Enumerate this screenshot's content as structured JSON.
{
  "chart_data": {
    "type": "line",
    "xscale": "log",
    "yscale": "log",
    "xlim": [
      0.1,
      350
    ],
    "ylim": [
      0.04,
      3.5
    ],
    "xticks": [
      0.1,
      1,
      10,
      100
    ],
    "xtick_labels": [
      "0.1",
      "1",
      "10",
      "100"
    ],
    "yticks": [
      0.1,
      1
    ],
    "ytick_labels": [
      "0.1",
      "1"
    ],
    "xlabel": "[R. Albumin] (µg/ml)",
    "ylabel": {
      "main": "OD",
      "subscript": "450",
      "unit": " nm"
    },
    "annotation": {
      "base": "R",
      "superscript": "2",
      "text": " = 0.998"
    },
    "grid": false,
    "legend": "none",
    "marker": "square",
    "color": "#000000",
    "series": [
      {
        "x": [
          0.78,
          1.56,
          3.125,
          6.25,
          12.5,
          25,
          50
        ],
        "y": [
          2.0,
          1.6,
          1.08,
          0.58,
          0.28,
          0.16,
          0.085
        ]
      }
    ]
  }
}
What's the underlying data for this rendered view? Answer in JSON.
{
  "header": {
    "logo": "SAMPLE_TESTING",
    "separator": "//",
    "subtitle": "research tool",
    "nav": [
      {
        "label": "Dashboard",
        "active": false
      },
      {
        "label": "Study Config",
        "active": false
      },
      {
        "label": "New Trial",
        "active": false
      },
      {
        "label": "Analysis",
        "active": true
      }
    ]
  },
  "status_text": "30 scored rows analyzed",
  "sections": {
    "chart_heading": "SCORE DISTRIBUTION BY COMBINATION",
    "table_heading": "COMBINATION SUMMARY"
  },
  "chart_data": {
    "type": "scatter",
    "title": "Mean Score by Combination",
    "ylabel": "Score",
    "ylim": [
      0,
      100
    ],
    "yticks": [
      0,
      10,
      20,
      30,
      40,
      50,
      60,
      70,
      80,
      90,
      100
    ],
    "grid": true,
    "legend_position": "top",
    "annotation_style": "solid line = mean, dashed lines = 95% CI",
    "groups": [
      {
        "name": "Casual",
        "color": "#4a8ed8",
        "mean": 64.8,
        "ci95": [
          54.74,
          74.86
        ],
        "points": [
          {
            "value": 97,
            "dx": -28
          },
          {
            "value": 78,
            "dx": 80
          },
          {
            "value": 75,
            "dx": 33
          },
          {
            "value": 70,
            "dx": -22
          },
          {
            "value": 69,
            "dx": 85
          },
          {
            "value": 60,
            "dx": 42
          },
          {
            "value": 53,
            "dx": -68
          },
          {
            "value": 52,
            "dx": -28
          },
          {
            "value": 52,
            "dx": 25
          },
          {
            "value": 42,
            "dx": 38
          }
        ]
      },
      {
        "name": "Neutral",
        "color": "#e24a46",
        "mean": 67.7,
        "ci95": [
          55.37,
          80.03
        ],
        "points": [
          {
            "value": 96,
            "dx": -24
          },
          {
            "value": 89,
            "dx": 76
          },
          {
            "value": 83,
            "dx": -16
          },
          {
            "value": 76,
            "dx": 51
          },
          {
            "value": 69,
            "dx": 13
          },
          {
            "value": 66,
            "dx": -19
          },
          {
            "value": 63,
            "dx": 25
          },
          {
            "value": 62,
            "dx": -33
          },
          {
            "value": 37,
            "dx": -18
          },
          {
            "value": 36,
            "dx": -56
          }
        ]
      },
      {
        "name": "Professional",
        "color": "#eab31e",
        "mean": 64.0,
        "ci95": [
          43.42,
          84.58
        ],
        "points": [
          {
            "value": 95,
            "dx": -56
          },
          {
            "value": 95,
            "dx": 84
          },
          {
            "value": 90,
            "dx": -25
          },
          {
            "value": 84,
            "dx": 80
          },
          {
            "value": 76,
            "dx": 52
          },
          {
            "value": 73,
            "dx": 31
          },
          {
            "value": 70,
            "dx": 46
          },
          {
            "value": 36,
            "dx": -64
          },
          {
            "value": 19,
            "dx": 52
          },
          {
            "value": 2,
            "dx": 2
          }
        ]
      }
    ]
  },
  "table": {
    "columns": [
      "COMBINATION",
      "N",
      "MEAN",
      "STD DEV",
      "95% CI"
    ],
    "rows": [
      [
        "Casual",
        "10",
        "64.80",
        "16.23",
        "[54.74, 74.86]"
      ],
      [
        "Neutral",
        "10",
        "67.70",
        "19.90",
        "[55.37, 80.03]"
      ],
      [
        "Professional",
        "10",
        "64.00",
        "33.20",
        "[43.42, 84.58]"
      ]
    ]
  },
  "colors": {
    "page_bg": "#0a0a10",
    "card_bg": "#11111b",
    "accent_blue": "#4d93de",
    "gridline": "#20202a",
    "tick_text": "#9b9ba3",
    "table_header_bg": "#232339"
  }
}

────────────────────

Your task is to quote all of the data word for word.

Enumerate this screenshot's content as structured JSON.
{
  "chart_data": {
    "type": "line",
    "xscale": "log",
    "yscale": "log",
    "xlim": [
      0.1,
      350
    ],
    "ylim": [
      0.04,
      3.5
    ],
    "xticks": [
      0.1,
      1,
      10,
      100
    ],
    "xtick_labels": [
      "0.1",
      "1",
      "10",
      "100"
    ],
    "yticks": [
      0.1,
      1
    ],
    "ytick_labels": [
      "0.1",
      "1"
    ],
    "xlabel": "[R. Albumin] (µg/ml)",
    "ylabel": {
      "main": "OD",
      "subscript": "450",
      "unit": " nm"
    },
    "annotation": {
      "base": "R",
      "superscript": "2",
      "text": " = 0.998"
    },
    "grid": false,
    "legend": "none",
    "marker": "square",
    "color": "#000000",
    "series": [
      {
        "x": [
          0.78,
          1.56,
          3.125,
          6.25,
          12.5,
          25,
          50
        ],
        "y": [
          2.0,
          1.6,
          1.08,
          0.58,
          0.28,
          0.16,
          0.085
        ]
      }
    ]
  }
}
What's the underlying data for this rendered view? Answer in JSON.
{
  "header": {
    "logo": "SAMPLE_TESTING",
    "separator": "//",
    "subtitle": "research tool",
    "nav": [
      {
        "label": "Dashboard",
        "active": false
      },
      {
        "label": "Study Config",
        "active": false
      },
      {
        "label": "New Trial",
        "active": false
      },
      {
        "label": "Analysis",
        "active": true
      }
    ]
  },
  "status_text": "30 scored rows analyzed",
  "sections": {
    "chart_heading": "SCORE DISTRIBUTION BY COMBINATION",
    "table_heading": "COMBINATION SUMMARY"
  },
  "chart_data": {
    "type": "scatter",
    "title": "Mean Score by Combination",
    "ylabel": "Score",
    "ylim": [
      0,
      100
    ],
    "yticks": [
      0,
      10,
      20,
      30,
      40,
      50,
      60,
      70,
      80,
      90,
      100
    ],
    "grid": true,
    "legend_position": "top",
    "annotation_style": "solid line = mean, dashed lines = 95% CI",
    "groups": [
      {
        "name": "Casual",
        "color": "#4a8ed8",
        "mean": 64.8,
        "ci95": [
          54.74,
          74.86
        ],
        "points": [
          {
            "value": 97,
            "dx": -28
          },
          {
            "value": 78,
            "dx": 80
          },
          {
            "value": 75,
            "dx": 33
          },
          {
            "value": 70,
            "dx": -22
          },
          {
            "value": 69,
            "dx": 85
          },
          {
            "value": 60,
            "dx": 42
          },
          {
            "value": 53,
            "dx": -68
          },
          {
            "value": 52,
            "dx": -28
          },
          {
            "value": 52,
            "dx": 25
          },
          {
            "value": 42,
            "dx": 38
          }
        ]
      },
      {
        "name": "Neutral",
        "color": "#e24a46",
        "mean": 67.7,
        "ci95": [
          55.37,
          80.03
        ],
        "points": [
          {
            "value": 96,
            "dx": -24
          },
          {
            "value": 89,
            "dx": 76
          },
          {
            "value": 83,
            "dx": -16
          },
          {
            "value": 76,
            "dx": 51
          },
          {
            "value": 69,
            "dx": 13
          },
          {
            "value": 66,
            "dx": -19
          },
          {
            "value": 63,
            "dx": 25
          },
          {
            "value": 62,
            "dx": -33
          },
          {
            "value": 37,
            "dx": -18
          },
          {
            "value": 36,
            "dx": -56
          }
        ]
      },
      {
        "name": "Professional",
        "color": "#eab31e",
        "mean": 64.0,
        "ci95": [
          43.42,
          84.58
        ],
        "points": [
          {
            "value": 95,
            "dx": -56
          },
          {
            "value": 95,
            "dx": 84
          },
          {
            "value": 90,
            "dx": -25
          },
          {
            "value": 84,
            "dx": 80
          },
          {
            "value": 76,
            "dx": 52
          },
          {
            "value": 73,
            "dx": 31
          },
          {
            "value": 70,
            "dx": 46
          },
          {
            "value": 36,
            "dx": -64
          },
          {
            "value": 19,
            "dx": 52
          },
          {
            "value": 2,
            "dx": 2
          }
        ]
      }
    ]
  },
  "table": {
    "columns": [
      "COMBINATION",
      "N",
      "MEAN",
      "STD DEV",
      "95% CI"
    ],
    "rows": [
      [
        "Casual",
        "10",
        "64.80",
        "16.23",
        "[54.74, 74.86]"
      ],
      [
        "Neutral",
        "10",
        "67.70",
        "19.90",
        "[55.37, 80.03]"
      ],
      [
        "Professional",
        "10",
        "64.00",
        "33.20",
        "[43.42, 84.58]"
      ]
    ]
  },
  "colors": {
    "page_bg": "#0a0a10",
    "card_bg": "#11111b",
    "accent_blue": "#4d93de",
    "gridline": "#20202a",
    "tick_text": "#9b9ba3",
    "table_header_bg": "#232339"
  }
}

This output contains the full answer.